• THE PROBLEM:
Scan the material that follows. Copy every line containing the word "blade".

• EXTRACTED MATERIAL:

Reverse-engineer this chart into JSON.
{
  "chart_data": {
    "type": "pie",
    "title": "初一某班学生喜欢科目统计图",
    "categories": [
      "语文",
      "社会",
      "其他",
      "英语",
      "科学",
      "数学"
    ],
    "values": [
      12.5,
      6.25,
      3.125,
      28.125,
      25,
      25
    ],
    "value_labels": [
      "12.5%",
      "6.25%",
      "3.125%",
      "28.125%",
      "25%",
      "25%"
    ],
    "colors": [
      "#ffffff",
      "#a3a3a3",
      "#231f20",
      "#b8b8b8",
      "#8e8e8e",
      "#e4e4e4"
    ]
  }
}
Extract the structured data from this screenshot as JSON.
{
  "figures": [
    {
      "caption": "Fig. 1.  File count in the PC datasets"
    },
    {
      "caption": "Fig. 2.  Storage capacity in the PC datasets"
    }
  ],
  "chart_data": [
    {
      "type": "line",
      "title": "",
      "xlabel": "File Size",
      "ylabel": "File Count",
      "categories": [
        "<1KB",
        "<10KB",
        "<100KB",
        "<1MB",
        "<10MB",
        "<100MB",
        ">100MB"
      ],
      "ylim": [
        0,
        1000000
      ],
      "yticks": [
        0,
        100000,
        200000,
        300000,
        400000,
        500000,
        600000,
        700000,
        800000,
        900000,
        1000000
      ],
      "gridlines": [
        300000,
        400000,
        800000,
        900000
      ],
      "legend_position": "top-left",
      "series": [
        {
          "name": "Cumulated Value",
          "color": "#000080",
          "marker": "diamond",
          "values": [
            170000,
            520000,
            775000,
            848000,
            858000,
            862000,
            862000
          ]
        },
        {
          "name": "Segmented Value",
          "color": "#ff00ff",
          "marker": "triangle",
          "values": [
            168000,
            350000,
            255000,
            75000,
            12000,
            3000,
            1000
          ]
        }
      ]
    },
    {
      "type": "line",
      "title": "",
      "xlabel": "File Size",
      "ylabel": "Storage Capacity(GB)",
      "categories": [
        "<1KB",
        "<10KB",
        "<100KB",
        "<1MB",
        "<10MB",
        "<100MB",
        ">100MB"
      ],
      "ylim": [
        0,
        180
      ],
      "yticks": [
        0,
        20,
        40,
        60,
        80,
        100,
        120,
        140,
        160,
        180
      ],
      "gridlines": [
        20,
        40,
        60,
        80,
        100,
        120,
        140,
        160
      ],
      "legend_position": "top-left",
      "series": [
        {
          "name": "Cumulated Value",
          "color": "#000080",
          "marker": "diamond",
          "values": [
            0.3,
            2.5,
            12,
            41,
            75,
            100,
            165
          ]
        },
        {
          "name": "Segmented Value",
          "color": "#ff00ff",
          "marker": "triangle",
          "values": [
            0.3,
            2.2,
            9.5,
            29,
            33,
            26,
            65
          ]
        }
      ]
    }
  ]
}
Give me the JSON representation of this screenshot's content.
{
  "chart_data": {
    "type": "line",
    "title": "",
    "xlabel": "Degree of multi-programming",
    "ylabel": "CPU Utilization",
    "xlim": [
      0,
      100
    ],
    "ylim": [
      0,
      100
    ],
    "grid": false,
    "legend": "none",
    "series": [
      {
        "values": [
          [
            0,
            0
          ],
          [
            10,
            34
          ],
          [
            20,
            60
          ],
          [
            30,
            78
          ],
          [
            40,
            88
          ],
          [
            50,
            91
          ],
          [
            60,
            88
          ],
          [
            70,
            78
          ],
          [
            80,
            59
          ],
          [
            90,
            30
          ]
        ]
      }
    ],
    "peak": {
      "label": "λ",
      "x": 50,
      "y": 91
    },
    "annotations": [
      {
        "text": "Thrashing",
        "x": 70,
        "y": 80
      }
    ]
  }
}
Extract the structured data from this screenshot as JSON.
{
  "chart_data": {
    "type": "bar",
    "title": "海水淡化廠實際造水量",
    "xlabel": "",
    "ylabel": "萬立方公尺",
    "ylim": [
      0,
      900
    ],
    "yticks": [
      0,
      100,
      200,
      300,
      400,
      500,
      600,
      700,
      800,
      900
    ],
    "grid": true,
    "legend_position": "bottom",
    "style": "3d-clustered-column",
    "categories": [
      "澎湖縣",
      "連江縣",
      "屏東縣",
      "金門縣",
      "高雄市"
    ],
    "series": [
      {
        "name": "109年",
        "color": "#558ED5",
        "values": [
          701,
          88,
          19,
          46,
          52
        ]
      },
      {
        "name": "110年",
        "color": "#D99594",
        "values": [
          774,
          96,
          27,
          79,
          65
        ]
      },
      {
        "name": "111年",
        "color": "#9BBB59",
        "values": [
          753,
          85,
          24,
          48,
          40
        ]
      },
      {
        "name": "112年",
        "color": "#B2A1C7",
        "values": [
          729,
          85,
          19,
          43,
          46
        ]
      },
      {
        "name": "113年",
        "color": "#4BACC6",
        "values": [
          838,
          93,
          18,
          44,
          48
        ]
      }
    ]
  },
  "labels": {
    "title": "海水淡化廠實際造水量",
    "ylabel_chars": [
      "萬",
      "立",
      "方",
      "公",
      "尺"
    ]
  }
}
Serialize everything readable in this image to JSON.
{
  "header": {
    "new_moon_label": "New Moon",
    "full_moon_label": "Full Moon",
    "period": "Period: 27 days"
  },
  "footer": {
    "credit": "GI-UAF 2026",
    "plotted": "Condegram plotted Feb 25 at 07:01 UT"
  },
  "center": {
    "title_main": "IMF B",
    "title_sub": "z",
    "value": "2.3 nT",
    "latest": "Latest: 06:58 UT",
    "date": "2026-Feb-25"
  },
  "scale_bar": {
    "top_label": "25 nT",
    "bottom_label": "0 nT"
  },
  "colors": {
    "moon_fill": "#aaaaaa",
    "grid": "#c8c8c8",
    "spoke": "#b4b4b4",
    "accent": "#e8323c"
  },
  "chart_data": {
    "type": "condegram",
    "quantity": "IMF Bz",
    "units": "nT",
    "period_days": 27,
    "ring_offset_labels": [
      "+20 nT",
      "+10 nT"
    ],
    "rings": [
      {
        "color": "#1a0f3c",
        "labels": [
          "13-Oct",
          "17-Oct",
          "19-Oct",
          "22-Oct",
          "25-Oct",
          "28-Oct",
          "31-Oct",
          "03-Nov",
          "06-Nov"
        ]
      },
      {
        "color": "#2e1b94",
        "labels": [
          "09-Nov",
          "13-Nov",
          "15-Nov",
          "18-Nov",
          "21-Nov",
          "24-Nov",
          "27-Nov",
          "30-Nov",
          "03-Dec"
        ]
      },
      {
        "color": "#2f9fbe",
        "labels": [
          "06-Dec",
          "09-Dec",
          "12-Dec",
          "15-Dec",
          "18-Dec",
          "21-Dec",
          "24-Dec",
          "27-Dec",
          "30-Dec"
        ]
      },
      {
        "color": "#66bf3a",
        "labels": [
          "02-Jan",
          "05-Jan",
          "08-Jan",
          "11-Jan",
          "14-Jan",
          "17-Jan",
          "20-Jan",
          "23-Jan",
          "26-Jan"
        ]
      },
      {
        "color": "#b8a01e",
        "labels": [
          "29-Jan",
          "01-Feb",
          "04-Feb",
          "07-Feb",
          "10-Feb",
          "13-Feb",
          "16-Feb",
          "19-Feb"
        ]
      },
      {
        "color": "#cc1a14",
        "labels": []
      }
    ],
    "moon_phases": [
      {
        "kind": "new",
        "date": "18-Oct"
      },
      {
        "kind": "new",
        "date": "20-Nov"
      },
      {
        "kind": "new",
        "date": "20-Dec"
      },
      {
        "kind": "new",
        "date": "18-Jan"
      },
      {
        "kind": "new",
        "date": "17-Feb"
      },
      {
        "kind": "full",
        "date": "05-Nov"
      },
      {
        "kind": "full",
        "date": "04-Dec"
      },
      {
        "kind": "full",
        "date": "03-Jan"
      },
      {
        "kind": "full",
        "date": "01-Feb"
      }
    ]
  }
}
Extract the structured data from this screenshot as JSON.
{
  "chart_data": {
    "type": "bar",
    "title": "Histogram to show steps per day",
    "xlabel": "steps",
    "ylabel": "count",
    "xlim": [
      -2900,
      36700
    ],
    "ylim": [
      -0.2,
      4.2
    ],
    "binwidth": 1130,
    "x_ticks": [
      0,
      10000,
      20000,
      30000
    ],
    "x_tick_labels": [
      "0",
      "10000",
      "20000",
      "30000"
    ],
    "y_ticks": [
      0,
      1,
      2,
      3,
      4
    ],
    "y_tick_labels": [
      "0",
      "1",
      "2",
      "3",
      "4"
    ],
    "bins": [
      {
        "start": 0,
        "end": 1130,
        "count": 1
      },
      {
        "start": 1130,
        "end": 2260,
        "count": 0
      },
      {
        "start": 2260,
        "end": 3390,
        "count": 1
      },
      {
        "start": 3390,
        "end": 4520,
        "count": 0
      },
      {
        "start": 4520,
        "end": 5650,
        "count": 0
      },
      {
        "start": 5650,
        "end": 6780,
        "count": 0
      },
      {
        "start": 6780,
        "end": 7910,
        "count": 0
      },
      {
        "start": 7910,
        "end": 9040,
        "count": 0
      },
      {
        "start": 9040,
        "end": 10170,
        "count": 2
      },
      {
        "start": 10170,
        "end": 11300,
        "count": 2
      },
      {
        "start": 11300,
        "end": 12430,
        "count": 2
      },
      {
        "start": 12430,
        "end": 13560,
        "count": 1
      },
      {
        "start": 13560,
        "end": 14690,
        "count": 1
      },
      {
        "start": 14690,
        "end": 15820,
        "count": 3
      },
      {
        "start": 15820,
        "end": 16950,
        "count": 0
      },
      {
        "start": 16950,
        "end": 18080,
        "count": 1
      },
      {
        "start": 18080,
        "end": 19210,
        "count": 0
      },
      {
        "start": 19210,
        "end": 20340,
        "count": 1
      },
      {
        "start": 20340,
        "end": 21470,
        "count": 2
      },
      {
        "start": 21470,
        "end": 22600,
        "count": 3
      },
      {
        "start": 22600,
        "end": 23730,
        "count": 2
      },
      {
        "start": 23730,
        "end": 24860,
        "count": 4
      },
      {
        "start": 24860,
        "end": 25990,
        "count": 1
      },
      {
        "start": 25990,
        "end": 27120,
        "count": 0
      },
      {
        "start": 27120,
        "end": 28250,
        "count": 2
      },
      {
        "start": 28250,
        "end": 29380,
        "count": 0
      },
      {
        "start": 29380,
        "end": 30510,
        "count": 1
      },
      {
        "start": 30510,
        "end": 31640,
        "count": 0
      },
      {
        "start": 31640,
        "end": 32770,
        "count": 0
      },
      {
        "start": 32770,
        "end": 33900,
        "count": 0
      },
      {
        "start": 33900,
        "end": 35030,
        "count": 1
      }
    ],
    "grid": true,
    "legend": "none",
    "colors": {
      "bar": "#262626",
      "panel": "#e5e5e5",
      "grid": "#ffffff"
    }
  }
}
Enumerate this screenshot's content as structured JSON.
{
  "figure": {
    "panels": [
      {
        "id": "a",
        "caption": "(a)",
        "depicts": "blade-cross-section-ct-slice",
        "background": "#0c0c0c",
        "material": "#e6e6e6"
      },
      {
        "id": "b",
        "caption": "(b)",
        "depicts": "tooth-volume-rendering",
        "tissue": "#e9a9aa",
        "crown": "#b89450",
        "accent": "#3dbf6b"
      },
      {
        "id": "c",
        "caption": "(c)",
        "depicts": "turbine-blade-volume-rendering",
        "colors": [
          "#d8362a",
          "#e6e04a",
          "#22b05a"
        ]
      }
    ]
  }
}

• COMPLETE OUTPUT:
        "depicts": "blade-cross-section-ct-slice",
        "depicts": "turbine-blade-volume-rendering",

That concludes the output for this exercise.